Reproduce all of the material word for word.
— start of Data listing —
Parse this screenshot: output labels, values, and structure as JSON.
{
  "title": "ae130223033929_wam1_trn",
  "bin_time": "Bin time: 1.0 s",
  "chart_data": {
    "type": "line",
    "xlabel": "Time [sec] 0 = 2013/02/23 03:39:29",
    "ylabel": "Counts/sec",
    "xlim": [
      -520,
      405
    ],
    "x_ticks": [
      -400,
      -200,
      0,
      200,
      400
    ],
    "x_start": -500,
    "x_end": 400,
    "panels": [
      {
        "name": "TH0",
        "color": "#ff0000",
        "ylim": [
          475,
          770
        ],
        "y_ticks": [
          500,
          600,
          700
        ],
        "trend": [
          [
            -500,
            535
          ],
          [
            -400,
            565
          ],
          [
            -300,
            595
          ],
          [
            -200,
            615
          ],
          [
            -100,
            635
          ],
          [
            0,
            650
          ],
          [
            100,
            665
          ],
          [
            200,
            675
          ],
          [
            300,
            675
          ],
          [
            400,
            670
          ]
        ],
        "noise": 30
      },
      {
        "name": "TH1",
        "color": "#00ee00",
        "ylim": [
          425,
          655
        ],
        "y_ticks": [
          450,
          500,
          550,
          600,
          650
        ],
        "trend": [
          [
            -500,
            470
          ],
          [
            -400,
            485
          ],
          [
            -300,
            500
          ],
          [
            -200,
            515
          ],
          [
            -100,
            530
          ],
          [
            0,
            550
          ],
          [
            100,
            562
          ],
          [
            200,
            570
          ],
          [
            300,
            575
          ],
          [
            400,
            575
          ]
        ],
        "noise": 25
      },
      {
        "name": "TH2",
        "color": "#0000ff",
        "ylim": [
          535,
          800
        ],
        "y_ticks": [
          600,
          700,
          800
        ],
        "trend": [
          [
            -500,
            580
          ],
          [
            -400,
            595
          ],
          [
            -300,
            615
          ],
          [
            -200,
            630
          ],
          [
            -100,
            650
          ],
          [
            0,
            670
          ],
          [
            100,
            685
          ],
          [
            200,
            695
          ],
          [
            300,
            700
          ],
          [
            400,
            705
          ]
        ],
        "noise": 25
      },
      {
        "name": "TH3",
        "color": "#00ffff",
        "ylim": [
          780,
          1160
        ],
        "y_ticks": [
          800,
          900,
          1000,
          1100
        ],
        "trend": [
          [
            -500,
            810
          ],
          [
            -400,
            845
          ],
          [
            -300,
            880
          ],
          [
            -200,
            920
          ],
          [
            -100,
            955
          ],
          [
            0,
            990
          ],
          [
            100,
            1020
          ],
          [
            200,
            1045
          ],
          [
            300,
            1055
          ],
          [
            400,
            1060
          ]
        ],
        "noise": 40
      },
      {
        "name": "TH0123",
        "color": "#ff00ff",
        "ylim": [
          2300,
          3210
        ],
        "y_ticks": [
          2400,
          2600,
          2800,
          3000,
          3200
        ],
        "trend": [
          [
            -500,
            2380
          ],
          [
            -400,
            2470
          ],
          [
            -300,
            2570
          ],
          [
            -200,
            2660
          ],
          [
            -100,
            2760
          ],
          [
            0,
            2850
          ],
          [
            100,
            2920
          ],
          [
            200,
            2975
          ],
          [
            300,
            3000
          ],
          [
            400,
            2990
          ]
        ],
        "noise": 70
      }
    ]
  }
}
— end of Data listing —
**Exercise result**
Parse this screenshot: output labels, values, and structure as JSON.
{
  "title": "ae130223033929_wam1_trn",
  "bin_time": "Bin time: 1.0 s",
  "chart_data": {
    "type": "line",
    "xlabel": "Time [sec] 0 = 2013/02/23 03:39:29",
    "ylabel": "Counts/sec",
    "xlim": [
      -520,
      405
    ],
    "x_ticks": [
      -400,
      -200,
      0,
      200,
      400
    ],
    "x_start": -500,
    "x_end": 400,
    "panels": [
      {
        "name": "TH0",
        "color": "#ff0000",
        "ylim": [
          475,
          770
        ],
        "y_ticks": [
          500,
          600,
          700
        ],
        "trend": [
          [
            -500,
            535
          ],
          [
            -400,
            565
          ],
          [
            -300,
            595
          ],
          [
            -200,
            615
          ],
          [
            -100,
            635
          ],
          [
            0,
            650
          ],
          [
            100,
            665
          ],
          [
            200,
            675
          ],
          [
            300,
            675
          ],
          [
            400,
            670
          ]
        ],
        "noise": 30
      },
      {
        "name": "TH1",
        "color": "#00ee00",
        "ylim": [
          425,
          655
        ],
        "y_ticks": [
          450,
          500,
          550,
          600,
          650
        ],
        "trend": [
          [
            -500,
            470
          ],
          [
            -400,
            485
          ],
          [
            -300,
            500
          ],
          [
            -200,
            515
          ],
          [
            -100,
            530
          ],
          [
            0,
            550
          ],
          [
            100,
            562
          ],
          [
            200,
            570
          ],
          [
            300,
            575
          ],
          [
            400,
            575
          ]
        ],
        "noise": 25
      },
      {
        "name": "TH2",
        "color": "#0000ff",
        "ylim": [
          535,
          800
        ],
        "y_ticks": [
          600,
          700,
          800
        ],
        "trend": [
          [
            -500,
            580
          ],
          [
            -400,
            595
          ],
          [
            -300,
            615
          ],
          [
            -200,
            630
          ],
          [
            -100,
            650
          ],
          [
            0,
            670
          ],
          [
            100,
            685
          ],
          [
            200,
            695
          ],
          [
            300,
            700
          ],
          [
            400,
            705
          ]
        ],
        "noise": 25
      },
      {
        "name": "TH3",
        "color": "#00ffff",
        "ylim": [
          780,
          1160
        ],
        "y_ticks": [
          800,
          900,
          1000,
          1100
        ],
        "trend": [
          [
            -500,
            810
          ],
          [
            -400,
            845
          ],
          [
            -300,
            880
          ],
          [
            -200,
            920
          ],
          [
            -100,
            955
          ],
          [
            0,
            990
          ],
          [
            100,
            1020
          ],
          [
            200,
            1045
          ],
          [
            300,
            1055
          ],
          [
            400,
            1060
          ]
        ],
        "noise": 40
      },
      {
        "name": "TH0123",
        "color": "#ff00ff",
        "ylim": [
          2300,
          3210
        ],
        "y_ticks": [
          2400,
          2600,
          2800,
          3000,
          3200
        ],
        "trend": [
          [
            -500,
            2380
          ],
          [
            -400,
            2470
          ],
          [
            -300,
            2570
          ],
          [
            -200,
            2660
          ],
          [
            -100,
            2760
          ],
          [
            0,
            2850
          ],
          [
            100,
            2920
          ],
          [
            200,
            2975
          ],
          [
            300,
            3000
          ],
          [
            400,
            2990
          ]
        ],
        "noise": 70
      }
    ]
  }
}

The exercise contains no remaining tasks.